## Start Input material

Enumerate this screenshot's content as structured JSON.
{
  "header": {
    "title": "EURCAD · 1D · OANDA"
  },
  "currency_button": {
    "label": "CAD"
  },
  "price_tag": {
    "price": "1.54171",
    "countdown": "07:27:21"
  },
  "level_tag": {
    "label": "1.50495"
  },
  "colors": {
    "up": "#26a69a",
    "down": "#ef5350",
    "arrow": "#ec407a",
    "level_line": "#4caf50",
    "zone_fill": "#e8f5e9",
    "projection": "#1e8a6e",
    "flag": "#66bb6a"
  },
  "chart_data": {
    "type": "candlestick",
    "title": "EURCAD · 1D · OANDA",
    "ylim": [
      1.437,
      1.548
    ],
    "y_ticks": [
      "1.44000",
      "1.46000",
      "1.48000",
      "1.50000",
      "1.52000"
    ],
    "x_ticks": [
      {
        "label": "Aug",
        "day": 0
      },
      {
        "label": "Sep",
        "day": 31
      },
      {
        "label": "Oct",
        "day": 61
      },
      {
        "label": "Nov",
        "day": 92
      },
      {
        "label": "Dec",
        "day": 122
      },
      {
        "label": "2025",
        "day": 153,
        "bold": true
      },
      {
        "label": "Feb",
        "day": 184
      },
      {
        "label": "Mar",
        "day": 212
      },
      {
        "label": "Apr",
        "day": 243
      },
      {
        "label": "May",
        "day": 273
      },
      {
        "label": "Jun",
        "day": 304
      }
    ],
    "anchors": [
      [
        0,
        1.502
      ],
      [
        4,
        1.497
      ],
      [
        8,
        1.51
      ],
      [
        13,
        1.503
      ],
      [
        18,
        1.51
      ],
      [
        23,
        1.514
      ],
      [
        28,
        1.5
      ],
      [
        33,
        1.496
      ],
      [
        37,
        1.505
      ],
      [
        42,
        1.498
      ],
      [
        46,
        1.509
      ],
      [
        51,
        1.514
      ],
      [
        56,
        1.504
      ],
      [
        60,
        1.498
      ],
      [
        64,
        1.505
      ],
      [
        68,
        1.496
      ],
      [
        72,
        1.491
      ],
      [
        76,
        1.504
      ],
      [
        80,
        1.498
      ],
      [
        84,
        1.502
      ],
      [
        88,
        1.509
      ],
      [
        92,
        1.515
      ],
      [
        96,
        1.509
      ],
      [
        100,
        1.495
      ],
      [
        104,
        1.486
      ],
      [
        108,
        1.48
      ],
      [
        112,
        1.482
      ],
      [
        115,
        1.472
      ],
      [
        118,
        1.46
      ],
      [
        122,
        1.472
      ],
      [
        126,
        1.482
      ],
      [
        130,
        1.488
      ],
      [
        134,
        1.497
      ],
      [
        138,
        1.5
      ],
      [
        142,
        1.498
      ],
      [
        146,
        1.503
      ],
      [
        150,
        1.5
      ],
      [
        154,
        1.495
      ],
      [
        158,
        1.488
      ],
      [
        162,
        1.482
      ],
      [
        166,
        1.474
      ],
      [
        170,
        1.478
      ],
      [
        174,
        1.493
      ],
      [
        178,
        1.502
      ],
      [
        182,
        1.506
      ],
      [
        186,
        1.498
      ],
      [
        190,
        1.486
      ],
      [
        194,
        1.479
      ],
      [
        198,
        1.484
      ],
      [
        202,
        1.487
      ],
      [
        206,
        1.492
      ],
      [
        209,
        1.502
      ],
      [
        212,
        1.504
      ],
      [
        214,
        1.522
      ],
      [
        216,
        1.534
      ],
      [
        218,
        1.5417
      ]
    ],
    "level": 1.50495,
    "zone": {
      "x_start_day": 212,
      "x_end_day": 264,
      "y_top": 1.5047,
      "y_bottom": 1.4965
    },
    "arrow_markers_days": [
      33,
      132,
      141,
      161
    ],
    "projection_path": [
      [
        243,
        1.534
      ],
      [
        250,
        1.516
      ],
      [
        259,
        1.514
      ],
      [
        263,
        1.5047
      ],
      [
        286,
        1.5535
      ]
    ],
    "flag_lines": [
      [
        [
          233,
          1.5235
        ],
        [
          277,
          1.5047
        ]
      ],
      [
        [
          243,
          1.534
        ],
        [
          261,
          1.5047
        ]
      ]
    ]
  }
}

## End Input material

Write out every entry above, word for word.

Enumerate this screenshot's content as structured JSON.
{
  "header": {
    "title": "EURCAD · 1D · OANDA"
  },
  "currency_button": {
    "label": "CAD"
  },
  "price_tag": {
    "price": "1.54171",
    "countdown": "07:27:21"
  },
  "level_tag": {
    "label": "1.50495"
  },
  "colors": {
    "up": "#26a69a",
    "down": "#ef5350",
    "arrow": "#ec407a",
    "level_line": "#4caf50",
    "zone_fill": "#e8f5e9",
    "projection": "#1e8a6e",
    "flag": "#66bb6a"
  },
  "chart_data": {
    "type": "candlestick",
    "title": "EURCAD · 1D · OANDA",
    "ylim": [
      1.437,
      1.548
    ],
    "y_ticks": [
      "1.44000",
      "1.46000",
      "1.48000",
      "1.50000",
      "1.52000"
    ],
    "x_ticks": [
      {
        "label": "Aug",
        "day": 0
      },
      {
        "label": "Sep",
        "day": 31
      },
      {
        "label": "Oct",
        "day": 61
      },
      {
        "label": "Nov",
        "day": 92
      },
      {
        "label": "Dec",
        "day": 122
      },
      {
        "label": "2025",
        "day": 153,
        "bold": true
      },
      {
        "label": "Feb",
        "day": 184
      },
      {
        "label": "Mar",
        "day": 212
      },
      {
        "label": "Apr",
        "day": 243
      },
      {
        "label": "May",
        "day": 273
      },
      {
        "label": "Jun",
        "day": 304
      }
    ],
    "anchors": [
      [
        0,
        1.502
      ],
      [
        4,
        1.497
      ],
      [
        8,
        1.51
      ],
      [
        13,
        1.503
      ],
      [
        18,
        1.51
      ],
      [
        23,
        1.514
      ],
      [
        28,
        1.5
      ],
      [
        33,
        1.496
      ],
      [
        37,
        1.505
      ],
      [
        42,
        1.498
      ],
      [
        46,
        1.509
      ],
      [
        51,
        1.514
      ],
      [
        56,
        1.504
      ],
      [
        60,
        1.498
      ],
      [
        64,
        1.505
      ],
      [
        68,
        1.496
      ],
      [
        72,
        1.491
      ],
      [
        76,
        1.504
      ],
      [
        80,
        1.498
      ],
      [
        84,
        1.502
      ],
      [
        88,
        1.509
      ],
      [
        92,
        1.515
      ],
      [
        96,
        1.509
      ],
      [
        100,
        1.495
      ],
      [
        104,
        1.486
      ],
      [
        108,
        1.48
      ],
      [
        112,
        1.482
      ],
      [
        115,
        1.472
      ],
      [
        118,
        1.46
      ],
      [
        122,
        1.472
      ],
      [
        126,
        1.482
      ],
      [
        130,
        1.488
      ],
      [
        134,
        1.497
      ],
      [
        138,
        1.5
      ],
      [
        142,
        1.498
      ],
      [
        146,
        1.503
      ],
      [
        150,
        1.5
      ],
      [
        154,
        1.495
      ],
      [
        158,
        1.488
      ],
      [
        162,
        1.482
      ],
      [
        166,
        1.474
      ],
      [
        170,
        1.478
      ],
      [
        174,
        1.493
      ],
      [
        178,
        1.502
      ],
      [
        182,
        1.506
      ],
      [
        186,
        1.498
      ],
      [
        190,
        1.486
      ],
      [
        194,
        1.479
      ],
      [
        198,
        1.484
      ],
      [
        202,
        1.487
      ],
      [
        206,
        1.492
      ],
      [
        209,
        1.502
      ],
      [
        212,
        1.504
      ],
      [
        214,
        1.522
      ],
      [
        216,
        1.534
      ],
      [
        218,
        1.5417
      ]
    ],
    "level": 1.50495,
    "zone": {
      "x_start_day": 212,
      "x_end_day": 264,
      "y_top": 1.5047,
      "y_bottom": 1.4965
    },
    "arrow_markers_days": [
      33,
      132,
      141,
      161
    ],
    "projection_path": [
      [
        243,
        1.534
      ],
      [
        250,
        1.516
      ],
      [
        259,
        1.514
      ],
      [
        263,
        1.5047
      ],
      [
        286,
        1.5535
      ]
    ],
    "flag_lines": [
      [
        [
          233,
          1.5235
        ],
        [
          277,
          1.5047
        ]
      ],
      [
        [
          243,
          1.534
        ],
        [
          261,
          1.5047
        ]
      ]
    ]
  }
}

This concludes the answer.